------ Exercise materials

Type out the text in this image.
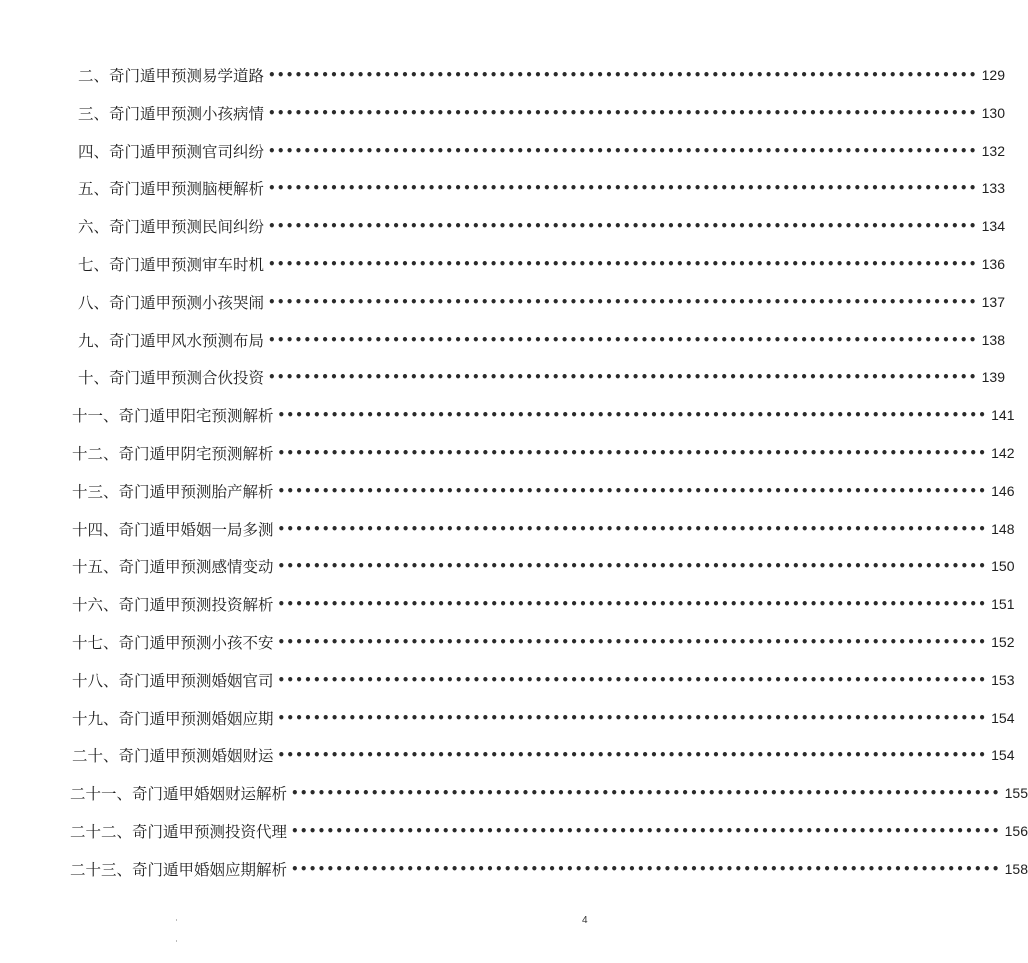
二、 奇门遁甲预测易学道路 •••••••••••••••••••••••••••••••••••••••••••••••••••••••••••••••••••••••••••••••• 129
三、 奇门遁甲预测小孩病情 •••••••••••••••••••••••••••••••••••••••••••••••••••••••••••••••••••••••••••••••• 130
四、 奇门遁甲预测官司纠纷 •••••••••••••••••••••••••••••••••••••••••••••••••••••••••••••••••••••••••••••••• 132
五、 奇门遁甲预测脑梗解析 •••••••••••••••••••••••••••••••••••••••••••••••••••••••••••••••••••••••••••••••• 133
六、 奇门遁甲预测民间纠纷 •••••••••••••••••••••••••••••••••••••••••••••••••••••••••••••••••••••••••••••••• 134
七、 奇门遁甲预测审车时机 •••••••••••••••••••••••••••••••••••••••••••••••••••••••••••••••••••••••••••••••• 136
八、 奇门遁甲预测小孩哭闹 •••••••••••••••••••••••••••••••••••••••••••••••••••••••••••••••••••••••••••••••• 137
九、 奇门遁甲风水预测布局 •••••••••••••••••••••••••••••••••••••••••••••••••••••••••••••••••••••••••••••••• 138
十、 奇门遁甲预测合伙投资 •••••••••••••••••••••••••••••••••••••••••••••••••••••••••••••••••••••••••••••••• 139
十一、 奇门遁甲阳宅预测解析 •••••••••••••••••••••••••••••••••••••••••••••••••••••••••••••••••••••••••••••••• 141
十二、 奇门遁甲阴宅预测解析 •••••••••••••••••••••••••••••••••••••••••••••••••••••••••••••••••••••••••••••••• 142
十三、 奇门遁甲预测胎产解析 •••••••••••••••••••••••••••••••••••••••••••••••••••••••••••••••••••••••••••••••• 146
十四、 奇门遁甲婚姻一局多测 •••••••••••••••••••••••••••••••••••••••••••••••••••••••••••••••••••••••••••••••• 148
十五、 奇门遁甲预测感情变动 •••••••••••••••••••••••••••••••••••••••••••••••••••••••••••••••••••••••••••••••• 150
十六、 奇门遁甲预测投资解析 •••••••••••••••••••••••••••••••••••••••••••••••••••••••••••••••••••••••••••••••• 151
十七、 奇门遁甲预测小孩不安 •••••••••••••••••••••••••••••••••••••••••••••••••••••••••••••••••••••••••••••••• 152
十八、 奇门遁甲预测婚姻官司 •••••••••••••••••••••••••••••••••••••••••••••••••••••••••••••••••••••••••••••••• 153
十九、 奇门遁甲预测婚姻应期 •••••••••••••••••••••••••••••••••••••••••••••••••••••••••••••••••••••••••••••••• 154
二十、 奇门遁甲预测婚姻财运 •••••••••••••••••••••••••••••••••••••••••••••••••••••••••••••••••••••••••••••••• 154
二十一、 奇门遁甲婚姻财运解析 •••••••••••••••••••••••••••••••••••••••••••••••••••••••••••••••••••••••••••••••• 155
二十二、 奇门遁甲预测投资代理 •••••••••••••••••••••••••••••••••••••••••••••••••••••••••••••••••••••••••••••••• 156
二十三、 奇门遁甲婚姻应期解析 •••••••••••••••••••••••••••••••••••••••••••••••••••••••••••••••••••••••••••••••• 158
4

------------

#### [Challenge]
What you return should match the records above word for word, minus the pictures.

#### [Solution to the problem]
Type out the text in this image.
二、 奇门遁甲预测易学道路 •••••••••••••••••••••••••••••••••••••••••••••••••••••••••••••••••••••••••••••••• 129
三、 奇门遁甲预测小孩病情 •••••••••••••••••••••••••••••••••••••••••••••••••••••••••••••••••••••••••••••••• 130
四、 奇门遁甲预测官司纠纷 •••••••••••••••••••••••••••••••••••••••••••••••••••••••••••••••••••••••••••••••• 132
五、 奇门遁甲预测脑梗解析 •••••••••••••••••••••••••••••••••••••••••••••••••••••••••••••••••••••••••••••••• 133
六、 奇门遁甲预测民间纠纷 •••••••••••••••••••••••••••••••••••••••••••••••••••••••••••••••••••••••••••••••• 134
七、 奇门遁甲预测审车时机 •••••••••••••••••••••••••••••••••••••••••••••••••••••••••••••••••••••••••••••••• 136
八、 奇门遁甲预测小孩哭闹 •••••••••••••••••••••••••••••••••••••••••••••••••••••••••••••••••••••••••••••••• 137
九、 奇门遁甲风水预测布局 •••••••••••••••••••••••••••••••••••••••••••••••••••••••••••••••••••••••••••••••• 138
十、 奇门遁甲预测合伙投资 •••••••••••••••••••••••••••••••••••••••••••••••••••••••••••••••••••••••••••••••• 139
十一、 奇门遁甲阳宅预测解析 •••••••••••••••••••••••••••••••••••••••••••••••••••••••••••••••••••••••••••••••• 141
十二、 奇门遁甲阴宅预测解析 •••••••••••••••••••••••••••••••••••••••••••••••••••••••••••••••••••••••••••••••• 142
十三、 奇门遁甲预测胎产解析 •••••••••••••••••••••••••••••••••••••••••••••••••••••••••••••••••••••••••••••••• 146
十四、 奇门遁甲婚姻一局多测 •••••••••••••••••••••••••••••••••••••••••••••••••••••••••••••••••••••••••••••••• 148
十五、 奇门遁甲预测感情变动 •••••••••••••••••••••••••••••••••••••••••••••••••••••••••••••••••••••••••••••••• 150
十六、 奇门遁甲预测投资解析 •••••••••••••••••••••••••••••••••••••••••••••••••••••••••••••••••••••••••••••••• 151
十七、 奇门遁甲预测小孩不安 •••••••••••••••••••••••••••••••••••••••••••••••••••••••••••••••••••••••••••••••• 152
十八、 奇门遁甲预测婚姻官司 •••••••••••••••••••••••••••••••••••••••••••••••••••••••••••••••••••••••••••••••• 153
十九、 奇门遁甲预测婚姻应期 •••••••••••••••••••••••••••••••••••••••••••••••••••••••••••••••••••••••••••••••• 154
二十、 奇门遁甲预测婚姻财运 •••••••••••••••••••••••••••••••••••••••••••••••••••••••••••••••••••••••••••••••• 154
二十一、 奇门遁甲婚姻财运解析 •••••••••••••••••••••••••••••••••••••••••••••••••••••••••••••••••••••••••••••••• 155
二十二、 奇门遁甲预测投资代理 •••••••••••••••••••••••••••••••••••••••••••••••••••••••••••••••••••••••••••••••• 156
二十三、 奇门遁甲婚姻应期解析 •••••••••••••••••••••••••••••••••••••••••••••••••••••••••••••••••••••••••••••••• 158
4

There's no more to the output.